§ EXERCISE INSTRUCTIONS
Give back each record precisely, pictures excluded.

§ GIVEN INFORMATION
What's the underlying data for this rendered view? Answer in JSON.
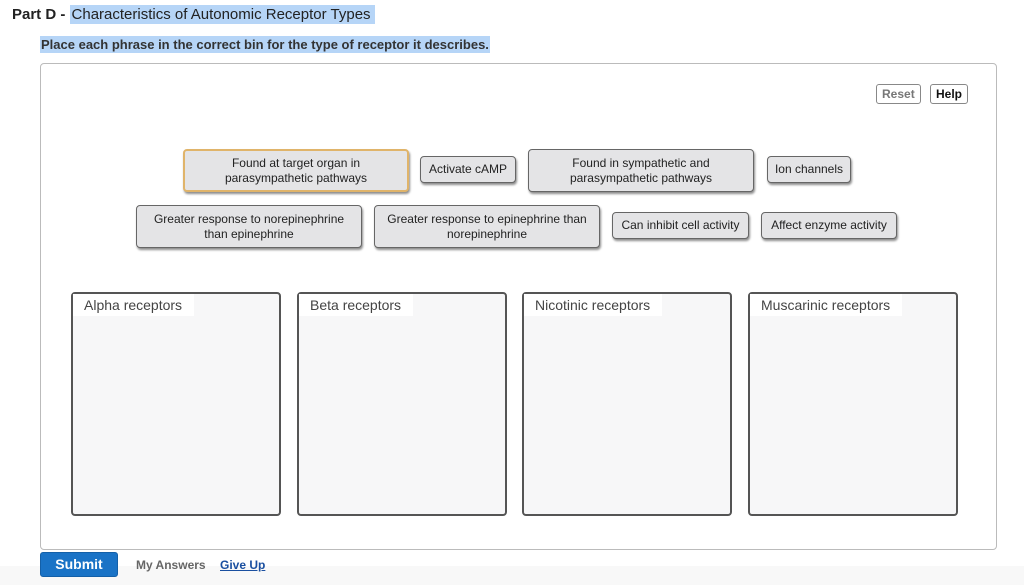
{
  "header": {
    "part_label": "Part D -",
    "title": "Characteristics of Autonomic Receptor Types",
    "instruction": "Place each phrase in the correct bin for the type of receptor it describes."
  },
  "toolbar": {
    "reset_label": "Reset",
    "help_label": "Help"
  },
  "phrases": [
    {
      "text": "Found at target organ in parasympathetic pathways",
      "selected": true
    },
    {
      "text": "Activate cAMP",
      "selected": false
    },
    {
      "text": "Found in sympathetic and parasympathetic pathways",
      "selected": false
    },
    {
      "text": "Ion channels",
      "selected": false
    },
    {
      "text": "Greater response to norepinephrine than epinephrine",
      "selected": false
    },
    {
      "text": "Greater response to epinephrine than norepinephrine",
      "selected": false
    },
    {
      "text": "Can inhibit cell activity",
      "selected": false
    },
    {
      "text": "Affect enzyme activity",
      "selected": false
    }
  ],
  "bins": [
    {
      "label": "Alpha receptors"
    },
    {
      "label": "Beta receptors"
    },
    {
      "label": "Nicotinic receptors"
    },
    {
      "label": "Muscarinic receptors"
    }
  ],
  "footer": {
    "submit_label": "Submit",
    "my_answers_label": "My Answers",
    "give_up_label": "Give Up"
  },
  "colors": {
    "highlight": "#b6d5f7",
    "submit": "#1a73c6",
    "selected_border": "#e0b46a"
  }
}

§ EXPECTED OUTPUT
What's the underlying data for this rendered view? Answer in JSON.
{
  "header": {
    "part_label": "Part D -",
    "title": "Characteristics of Autonomic Receptor Types",
    "instruction": "Place each phrase in the correct bin for the type of receptor it describes."
  },
  "toolbar": {
    "reset_label": "Reset",
    "help_label": "Help"
  },
  "phrases": [
    {
      "text": "Found at target organ in parasympathetic pathways",
      "selected": true
    },
    {
      "text": "Activate cAMP",
      "selected": false
    },
    {
      "text": "Found in sympathetic and parasympathetic pathways",
      "selected": false
    },
    {
      "text": "Ion channels",
      "selected": false
    },
    {
      "text": "Greater response to norepinephrine than epinephrine",
      "selected": false
    },
    {
      "text": "Greater response to epinephrine than norepinephrine",
      "selected": false
    },
    {
      "text": "Can inhibit cell activity",
      "selected": false
    },
    {
      "text": "Affect enzyme activity",
      "selected": false
    }
  ],
  "bins": [
    {
      "label": "Alpha receptors"
    },
    {
      "label": "Beta receptors"
    },
    {
      "label": "Nicotinic receptors"
    },
    {
      "label": "Muscarinic receptors"
    }
  ],
  "footer": {
    "submit_label": "Submit",
    "my_answers_label": "My Answers",
    "give_up_label": "Give Up"
  },
  "colors": {
    "highlight": "#b6d5f7",
    "submit": "#1a73c6",
    "selected_border": "#e0b46a"
  }
}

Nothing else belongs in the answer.